PROBLEM DETAILS
Out of the lines below, please list those that hold the string "text".

DATASET ENTRIES
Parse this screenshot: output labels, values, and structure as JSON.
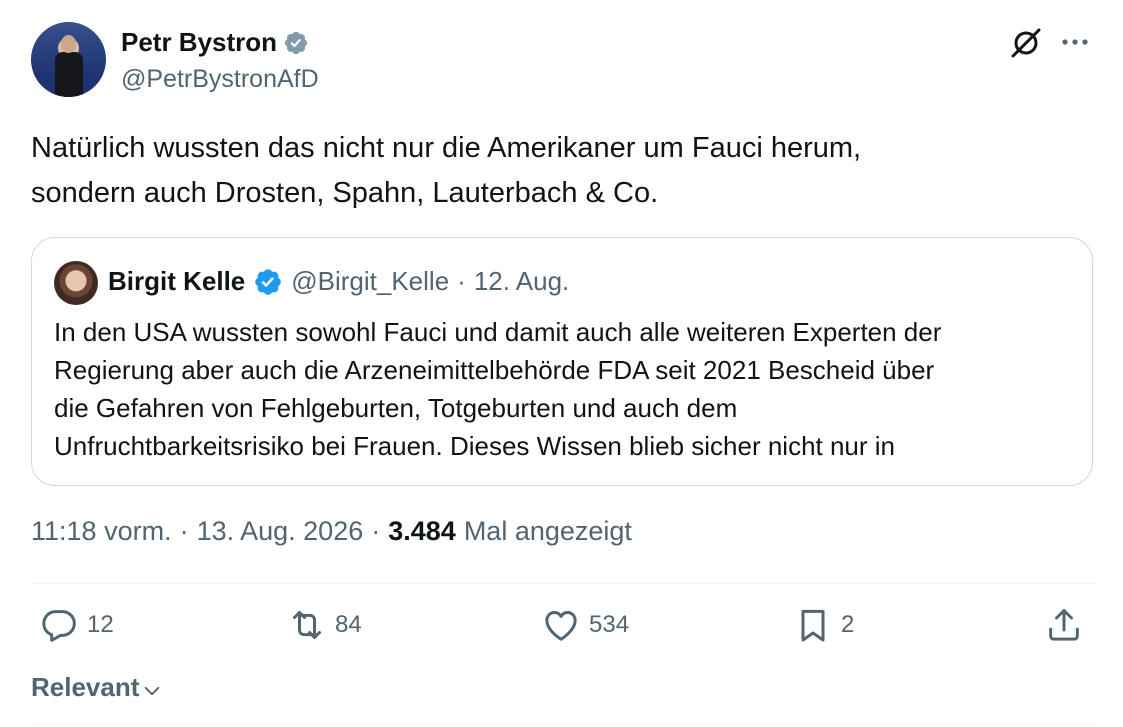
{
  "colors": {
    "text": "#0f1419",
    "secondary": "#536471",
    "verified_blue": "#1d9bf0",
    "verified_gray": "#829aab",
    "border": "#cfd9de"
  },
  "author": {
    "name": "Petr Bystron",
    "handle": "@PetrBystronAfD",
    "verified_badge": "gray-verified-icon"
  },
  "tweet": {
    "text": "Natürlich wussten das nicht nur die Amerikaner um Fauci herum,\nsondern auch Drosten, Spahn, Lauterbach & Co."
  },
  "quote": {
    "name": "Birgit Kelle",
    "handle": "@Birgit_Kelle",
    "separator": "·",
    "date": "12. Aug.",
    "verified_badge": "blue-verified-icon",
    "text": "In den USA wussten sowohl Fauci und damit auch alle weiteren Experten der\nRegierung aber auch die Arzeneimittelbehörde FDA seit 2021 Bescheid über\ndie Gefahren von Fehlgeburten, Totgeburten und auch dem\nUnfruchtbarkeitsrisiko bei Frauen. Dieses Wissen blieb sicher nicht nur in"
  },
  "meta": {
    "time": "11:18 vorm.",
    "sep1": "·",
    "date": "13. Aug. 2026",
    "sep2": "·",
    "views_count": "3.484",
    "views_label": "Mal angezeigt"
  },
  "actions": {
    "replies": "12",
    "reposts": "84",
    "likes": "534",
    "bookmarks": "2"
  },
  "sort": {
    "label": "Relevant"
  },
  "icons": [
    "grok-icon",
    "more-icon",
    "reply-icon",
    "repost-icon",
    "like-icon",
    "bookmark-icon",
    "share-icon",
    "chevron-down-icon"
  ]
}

---

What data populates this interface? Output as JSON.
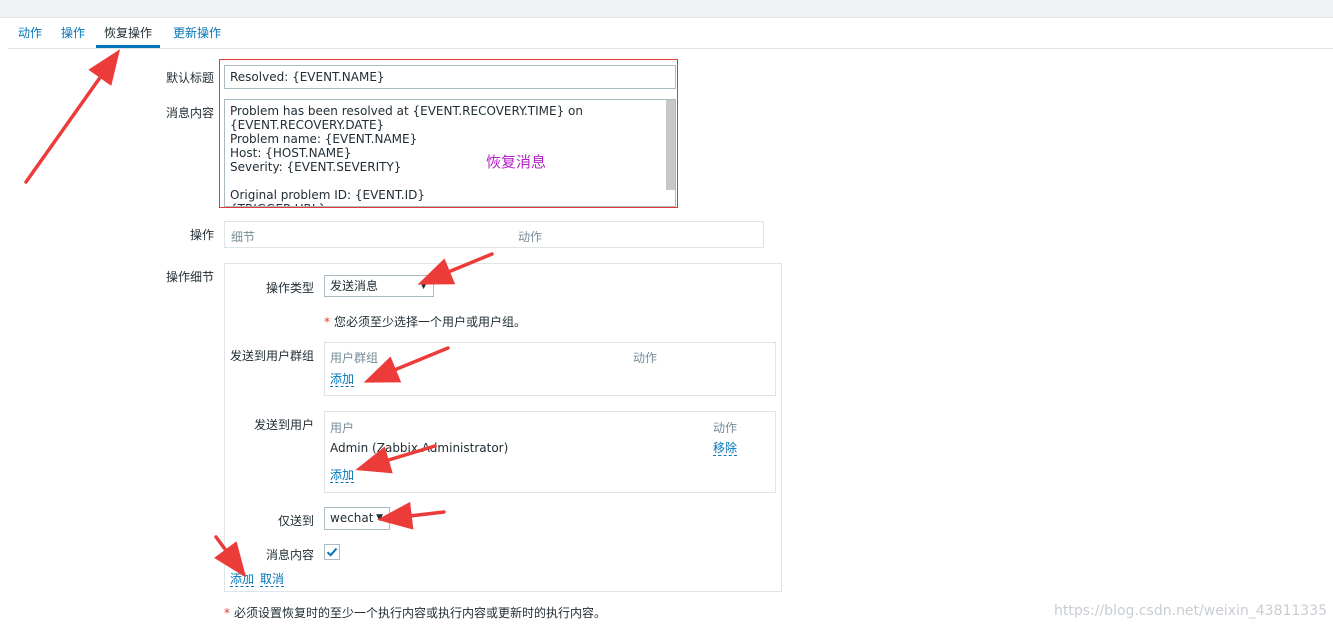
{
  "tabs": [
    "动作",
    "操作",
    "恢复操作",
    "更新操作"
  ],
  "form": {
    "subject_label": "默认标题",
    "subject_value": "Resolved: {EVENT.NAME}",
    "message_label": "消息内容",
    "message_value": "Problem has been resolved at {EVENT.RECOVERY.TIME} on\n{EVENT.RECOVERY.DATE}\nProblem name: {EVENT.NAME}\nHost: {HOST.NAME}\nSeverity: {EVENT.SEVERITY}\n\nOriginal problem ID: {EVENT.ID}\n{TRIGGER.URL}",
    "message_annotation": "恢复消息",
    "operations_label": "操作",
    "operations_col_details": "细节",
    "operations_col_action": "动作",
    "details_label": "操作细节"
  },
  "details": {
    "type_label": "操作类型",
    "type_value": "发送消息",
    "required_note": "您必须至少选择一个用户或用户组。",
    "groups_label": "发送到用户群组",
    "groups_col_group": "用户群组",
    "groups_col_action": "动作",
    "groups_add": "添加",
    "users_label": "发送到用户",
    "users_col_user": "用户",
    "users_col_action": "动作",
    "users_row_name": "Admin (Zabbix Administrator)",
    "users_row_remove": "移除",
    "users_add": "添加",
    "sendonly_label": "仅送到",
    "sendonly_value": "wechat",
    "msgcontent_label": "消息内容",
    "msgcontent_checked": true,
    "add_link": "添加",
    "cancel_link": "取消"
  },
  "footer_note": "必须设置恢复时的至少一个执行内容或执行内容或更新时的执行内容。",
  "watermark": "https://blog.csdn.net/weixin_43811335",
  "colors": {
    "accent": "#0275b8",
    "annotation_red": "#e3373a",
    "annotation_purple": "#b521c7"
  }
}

WRITTEN SOLUTION
    "text": "#0f1419",
    "text": "Natürlich wussten das nicht nur die Amerikaner um Fauci herum,\nsondern auch Drosten, Spahn, Lauterbach & Co."
    "text": "In den USA wussten sowohl Fauci und damit auch alle weiteren Experten der\nRegierung aber auch die Arzeneimittelbehörde FDA seit 2021 Bescheid über\ndie Gefahren von Fehlgeburten, Totgeburten und auch dem\nUnfruchtbarkeitsrisiko bei Frauen. Dieses Wissen blieb sicher nicht nur in"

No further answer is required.